Locate each line in the records containing "structured". Copy it.
--- Items ---
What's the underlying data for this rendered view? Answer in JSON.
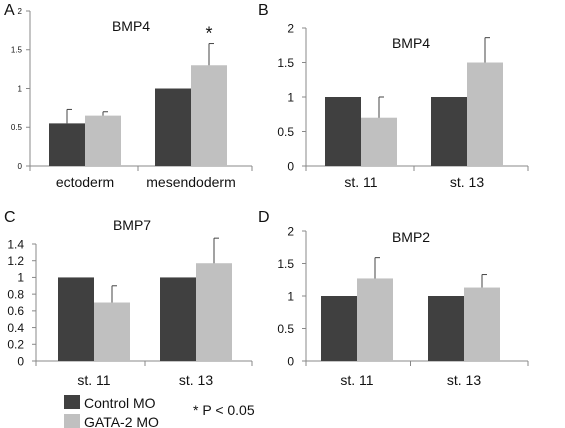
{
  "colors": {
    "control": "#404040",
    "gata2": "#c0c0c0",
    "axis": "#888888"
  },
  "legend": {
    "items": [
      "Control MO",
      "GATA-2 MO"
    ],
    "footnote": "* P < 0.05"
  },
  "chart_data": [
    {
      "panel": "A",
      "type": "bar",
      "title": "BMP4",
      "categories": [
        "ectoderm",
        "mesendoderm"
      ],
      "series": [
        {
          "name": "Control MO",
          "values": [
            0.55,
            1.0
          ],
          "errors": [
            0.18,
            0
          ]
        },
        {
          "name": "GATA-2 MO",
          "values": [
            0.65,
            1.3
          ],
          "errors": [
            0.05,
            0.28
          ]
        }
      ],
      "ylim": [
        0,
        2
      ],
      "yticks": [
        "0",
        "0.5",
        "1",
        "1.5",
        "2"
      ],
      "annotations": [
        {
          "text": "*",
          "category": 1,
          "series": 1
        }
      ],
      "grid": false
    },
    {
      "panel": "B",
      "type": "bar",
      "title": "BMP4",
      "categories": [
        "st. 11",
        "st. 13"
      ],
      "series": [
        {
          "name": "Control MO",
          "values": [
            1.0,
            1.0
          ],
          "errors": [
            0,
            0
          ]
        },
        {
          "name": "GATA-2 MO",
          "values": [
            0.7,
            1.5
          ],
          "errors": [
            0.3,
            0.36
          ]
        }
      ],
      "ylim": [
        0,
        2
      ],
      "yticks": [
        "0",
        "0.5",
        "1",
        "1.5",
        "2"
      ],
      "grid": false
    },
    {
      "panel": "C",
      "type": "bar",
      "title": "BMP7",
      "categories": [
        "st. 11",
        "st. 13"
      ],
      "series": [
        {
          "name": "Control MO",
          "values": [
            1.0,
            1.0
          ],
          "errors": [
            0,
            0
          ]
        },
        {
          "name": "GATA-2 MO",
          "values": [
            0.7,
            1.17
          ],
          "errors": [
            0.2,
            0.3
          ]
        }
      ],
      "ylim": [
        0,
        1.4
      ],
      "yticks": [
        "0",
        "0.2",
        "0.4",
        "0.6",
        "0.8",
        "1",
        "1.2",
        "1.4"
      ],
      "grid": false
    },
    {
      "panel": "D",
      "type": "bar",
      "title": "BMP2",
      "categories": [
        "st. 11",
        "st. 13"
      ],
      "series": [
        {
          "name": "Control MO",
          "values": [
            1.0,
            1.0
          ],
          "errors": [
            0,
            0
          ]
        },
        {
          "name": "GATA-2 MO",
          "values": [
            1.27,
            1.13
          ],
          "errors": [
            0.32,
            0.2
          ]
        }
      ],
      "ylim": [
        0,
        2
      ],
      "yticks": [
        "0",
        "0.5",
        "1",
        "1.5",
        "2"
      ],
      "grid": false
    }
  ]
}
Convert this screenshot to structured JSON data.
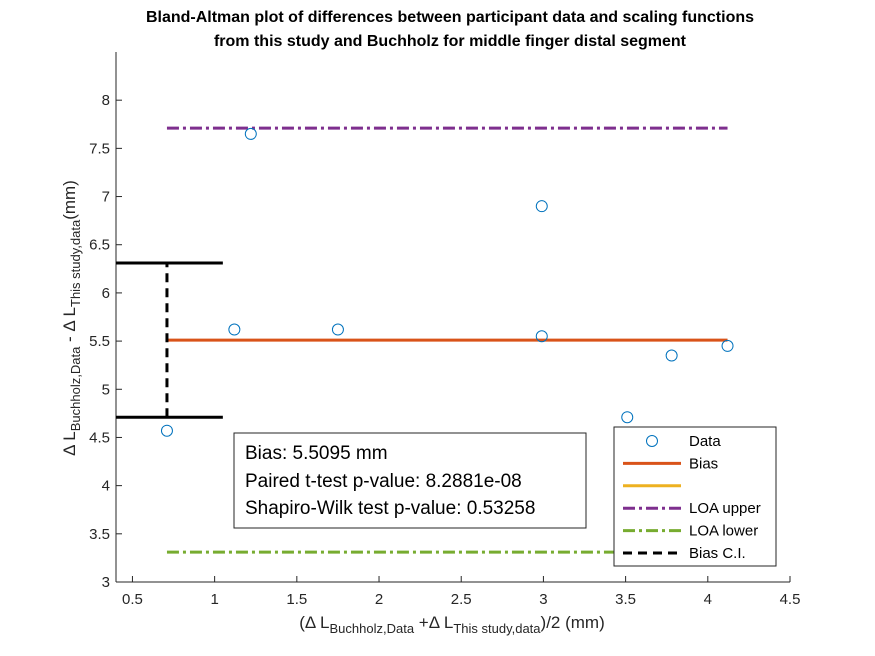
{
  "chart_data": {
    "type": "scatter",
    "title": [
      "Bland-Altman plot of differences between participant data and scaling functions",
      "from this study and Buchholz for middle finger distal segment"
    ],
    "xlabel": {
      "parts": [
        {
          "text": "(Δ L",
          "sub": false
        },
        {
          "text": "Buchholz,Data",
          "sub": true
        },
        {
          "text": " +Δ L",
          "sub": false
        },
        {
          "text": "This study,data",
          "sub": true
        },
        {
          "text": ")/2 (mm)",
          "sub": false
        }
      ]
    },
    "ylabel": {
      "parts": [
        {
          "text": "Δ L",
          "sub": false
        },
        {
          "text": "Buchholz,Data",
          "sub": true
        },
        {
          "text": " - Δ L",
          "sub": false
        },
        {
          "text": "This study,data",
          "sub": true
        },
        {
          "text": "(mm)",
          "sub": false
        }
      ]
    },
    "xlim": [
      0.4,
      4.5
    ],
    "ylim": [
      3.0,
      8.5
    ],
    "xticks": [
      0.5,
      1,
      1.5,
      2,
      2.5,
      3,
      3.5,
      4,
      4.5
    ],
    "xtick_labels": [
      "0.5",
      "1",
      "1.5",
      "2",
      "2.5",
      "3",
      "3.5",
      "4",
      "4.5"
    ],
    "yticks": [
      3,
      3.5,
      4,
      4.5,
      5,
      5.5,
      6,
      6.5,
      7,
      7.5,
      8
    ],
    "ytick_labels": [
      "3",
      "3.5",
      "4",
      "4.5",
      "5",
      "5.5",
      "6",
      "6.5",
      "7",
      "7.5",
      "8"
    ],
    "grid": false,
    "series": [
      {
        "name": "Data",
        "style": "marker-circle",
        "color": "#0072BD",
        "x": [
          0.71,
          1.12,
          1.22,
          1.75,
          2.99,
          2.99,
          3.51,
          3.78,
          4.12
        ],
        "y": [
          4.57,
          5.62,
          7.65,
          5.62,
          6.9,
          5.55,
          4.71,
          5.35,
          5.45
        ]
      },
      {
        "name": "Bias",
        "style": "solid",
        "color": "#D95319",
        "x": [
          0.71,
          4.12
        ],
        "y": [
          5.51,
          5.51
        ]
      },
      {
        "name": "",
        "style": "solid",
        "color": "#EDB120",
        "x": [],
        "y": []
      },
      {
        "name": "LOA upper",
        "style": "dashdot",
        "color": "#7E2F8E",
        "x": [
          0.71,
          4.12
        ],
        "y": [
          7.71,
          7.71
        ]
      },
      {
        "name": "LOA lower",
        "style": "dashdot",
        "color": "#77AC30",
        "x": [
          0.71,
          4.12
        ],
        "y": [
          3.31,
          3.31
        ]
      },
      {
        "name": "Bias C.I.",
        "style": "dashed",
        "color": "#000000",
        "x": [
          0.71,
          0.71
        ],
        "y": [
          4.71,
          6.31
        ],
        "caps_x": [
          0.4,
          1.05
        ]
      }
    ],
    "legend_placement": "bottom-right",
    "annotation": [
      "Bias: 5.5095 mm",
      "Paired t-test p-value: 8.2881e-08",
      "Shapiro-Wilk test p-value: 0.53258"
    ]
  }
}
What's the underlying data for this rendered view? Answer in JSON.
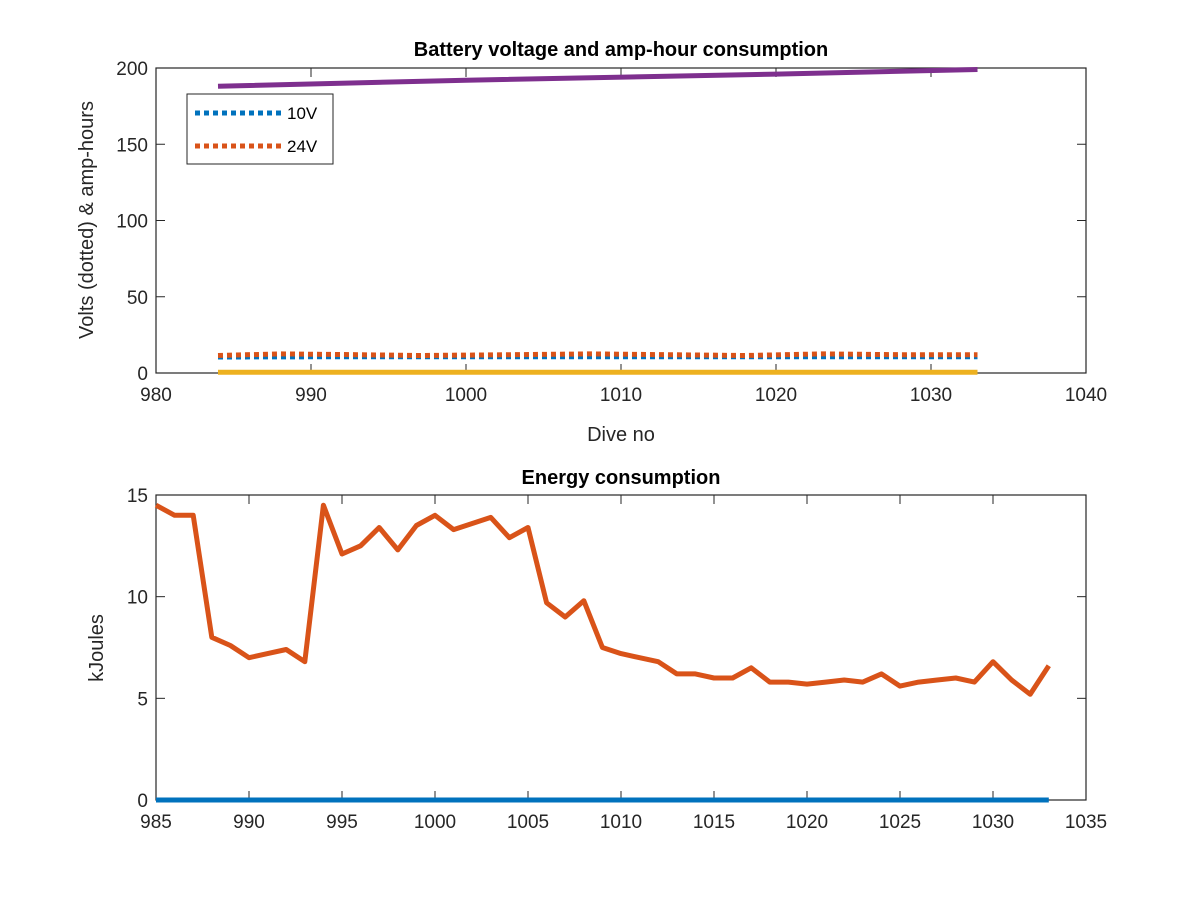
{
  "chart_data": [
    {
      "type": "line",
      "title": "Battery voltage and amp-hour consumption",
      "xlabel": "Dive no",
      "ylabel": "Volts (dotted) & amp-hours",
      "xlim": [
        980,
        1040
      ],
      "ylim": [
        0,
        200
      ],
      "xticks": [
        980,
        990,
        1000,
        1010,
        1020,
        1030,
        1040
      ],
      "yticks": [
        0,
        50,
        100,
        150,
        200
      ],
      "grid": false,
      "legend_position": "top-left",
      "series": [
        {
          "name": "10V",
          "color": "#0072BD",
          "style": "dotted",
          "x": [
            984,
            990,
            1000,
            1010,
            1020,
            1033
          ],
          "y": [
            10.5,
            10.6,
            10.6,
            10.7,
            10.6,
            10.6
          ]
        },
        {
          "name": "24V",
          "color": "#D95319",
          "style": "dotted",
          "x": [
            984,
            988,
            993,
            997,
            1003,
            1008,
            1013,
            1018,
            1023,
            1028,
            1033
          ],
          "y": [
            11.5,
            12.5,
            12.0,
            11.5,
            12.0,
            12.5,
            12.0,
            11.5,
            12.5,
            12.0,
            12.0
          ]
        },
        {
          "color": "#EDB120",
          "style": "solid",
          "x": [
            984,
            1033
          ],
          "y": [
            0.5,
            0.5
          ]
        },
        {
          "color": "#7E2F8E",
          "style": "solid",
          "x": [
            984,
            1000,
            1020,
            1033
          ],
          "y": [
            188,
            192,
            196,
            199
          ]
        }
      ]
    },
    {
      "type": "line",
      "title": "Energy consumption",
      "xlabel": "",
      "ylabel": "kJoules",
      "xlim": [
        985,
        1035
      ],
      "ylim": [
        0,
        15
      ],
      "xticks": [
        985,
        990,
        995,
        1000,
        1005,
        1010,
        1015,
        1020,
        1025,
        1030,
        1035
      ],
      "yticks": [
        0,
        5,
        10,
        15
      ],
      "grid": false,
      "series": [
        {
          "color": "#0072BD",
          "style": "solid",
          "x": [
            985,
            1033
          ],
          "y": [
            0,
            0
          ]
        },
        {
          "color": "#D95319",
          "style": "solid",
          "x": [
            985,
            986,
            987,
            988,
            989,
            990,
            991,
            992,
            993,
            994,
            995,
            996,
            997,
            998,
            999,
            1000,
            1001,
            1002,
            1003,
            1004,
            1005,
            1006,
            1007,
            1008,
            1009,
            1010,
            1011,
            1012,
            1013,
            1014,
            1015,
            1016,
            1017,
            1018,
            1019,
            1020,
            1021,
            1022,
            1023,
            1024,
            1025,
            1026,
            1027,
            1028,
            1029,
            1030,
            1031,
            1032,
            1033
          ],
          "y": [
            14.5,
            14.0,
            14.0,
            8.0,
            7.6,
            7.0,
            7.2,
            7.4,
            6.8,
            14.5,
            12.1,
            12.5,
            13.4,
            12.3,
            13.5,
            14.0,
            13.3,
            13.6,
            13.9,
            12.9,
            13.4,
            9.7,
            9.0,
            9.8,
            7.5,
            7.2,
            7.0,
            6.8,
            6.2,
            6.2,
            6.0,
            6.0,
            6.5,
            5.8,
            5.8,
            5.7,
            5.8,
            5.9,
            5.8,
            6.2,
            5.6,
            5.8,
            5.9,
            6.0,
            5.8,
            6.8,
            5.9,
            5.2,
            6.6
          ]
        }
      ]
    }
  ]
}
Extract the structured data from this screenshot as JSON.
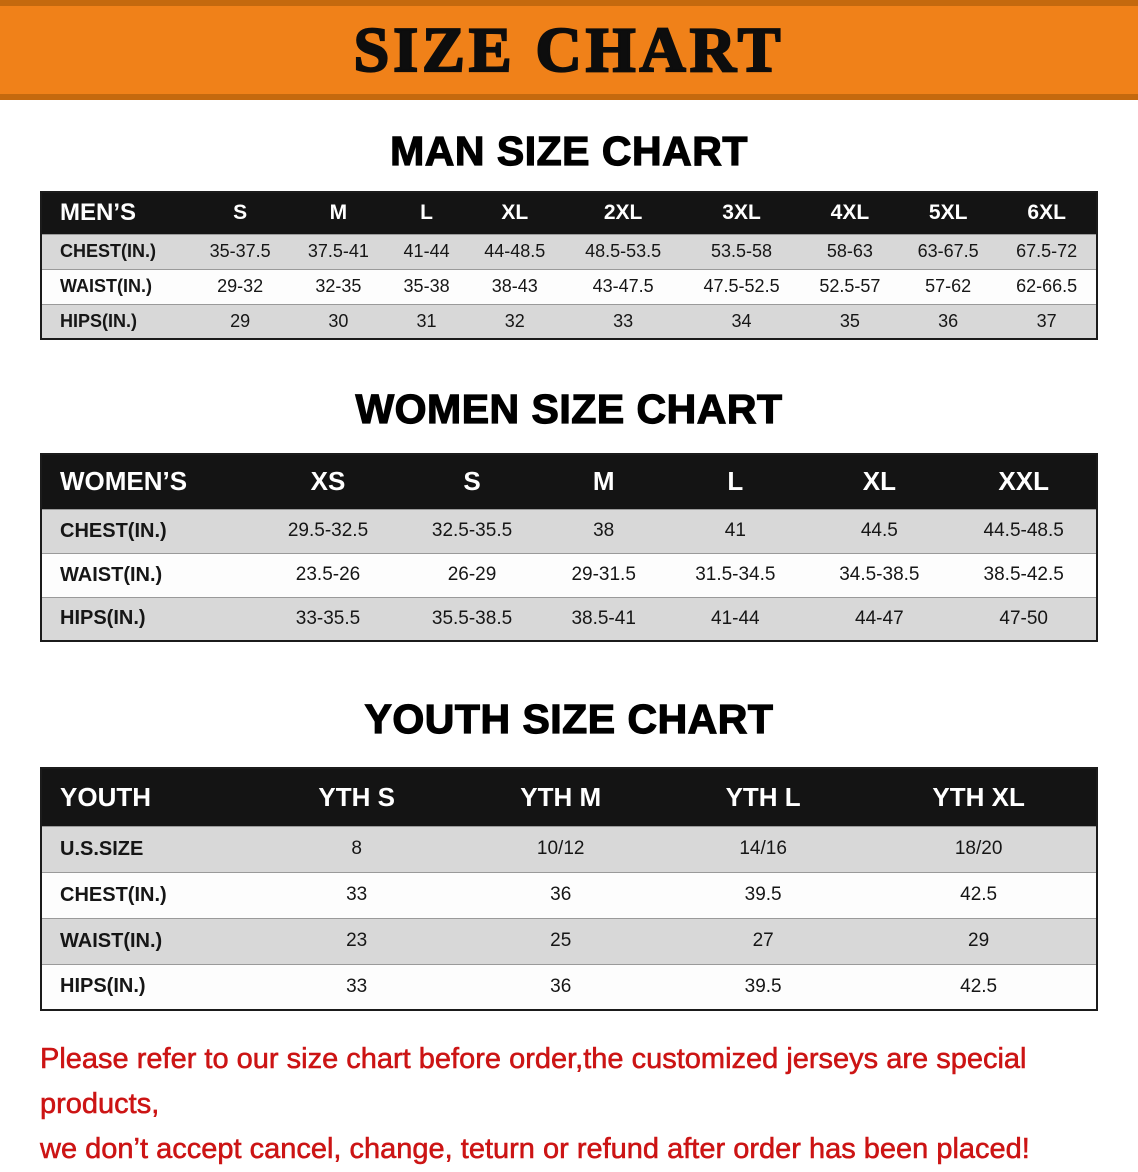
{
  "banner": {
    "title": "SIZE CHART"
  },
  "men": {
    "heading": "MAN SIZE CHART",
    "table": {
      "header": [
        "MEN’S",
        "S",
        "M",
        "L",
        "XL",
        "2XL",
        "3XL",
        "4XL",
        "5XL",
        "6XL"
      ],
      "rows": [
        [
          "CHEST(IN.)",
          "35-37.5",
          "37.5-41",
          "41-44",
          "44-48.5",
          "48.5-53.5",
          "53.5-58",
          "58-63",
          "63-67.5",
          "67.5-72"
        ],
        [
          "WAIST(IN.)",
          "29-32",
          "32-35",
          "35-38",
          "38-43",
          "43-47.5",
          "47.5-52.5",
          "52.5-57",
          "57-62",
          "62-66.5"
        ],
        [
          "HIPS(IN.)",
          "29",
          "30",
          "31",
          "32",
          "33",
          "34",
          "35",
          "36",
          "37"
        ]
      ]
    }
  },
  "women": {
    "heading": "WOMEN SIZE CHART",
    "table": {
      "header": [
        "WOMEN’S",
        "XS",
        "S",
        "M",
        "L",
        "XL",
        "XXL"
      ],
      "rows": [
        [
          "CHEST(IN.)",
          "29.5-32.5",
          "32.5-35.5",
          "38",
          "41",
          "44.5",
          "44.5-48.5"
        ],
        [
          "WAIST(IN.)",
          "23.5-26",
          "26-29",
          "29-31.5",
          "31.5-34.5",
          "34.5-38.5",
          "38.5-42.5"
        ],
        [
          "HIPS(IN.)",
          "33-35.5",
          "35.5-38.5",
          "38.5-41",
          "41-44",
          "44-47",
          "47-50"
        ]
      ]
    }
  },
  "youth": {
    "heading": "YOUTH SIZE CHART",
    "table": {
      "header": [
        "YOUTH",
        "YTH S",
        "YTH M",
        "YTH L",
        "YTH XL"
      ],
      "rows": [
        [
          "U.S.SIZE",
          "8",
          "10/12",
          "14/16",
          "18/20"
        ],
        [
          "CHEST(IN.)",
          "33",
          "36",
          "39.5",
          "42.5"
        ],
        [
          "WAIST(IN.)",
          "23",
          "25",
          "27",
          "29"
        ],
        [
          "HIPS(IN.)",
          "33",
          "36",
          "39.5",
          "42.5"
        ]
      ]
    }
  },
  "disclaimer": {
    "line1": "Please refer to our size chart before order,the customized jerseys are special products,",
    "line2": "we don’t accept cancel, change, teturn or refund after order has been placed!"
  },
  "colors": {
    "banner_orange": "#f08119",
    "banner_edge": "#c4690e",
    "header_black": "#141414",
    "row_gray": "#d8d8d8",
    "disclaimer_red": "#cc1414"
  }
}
---
* Written solution *
Convert this screenshot to structured JSON data.
Extract the structured data from this screenshot as JSON.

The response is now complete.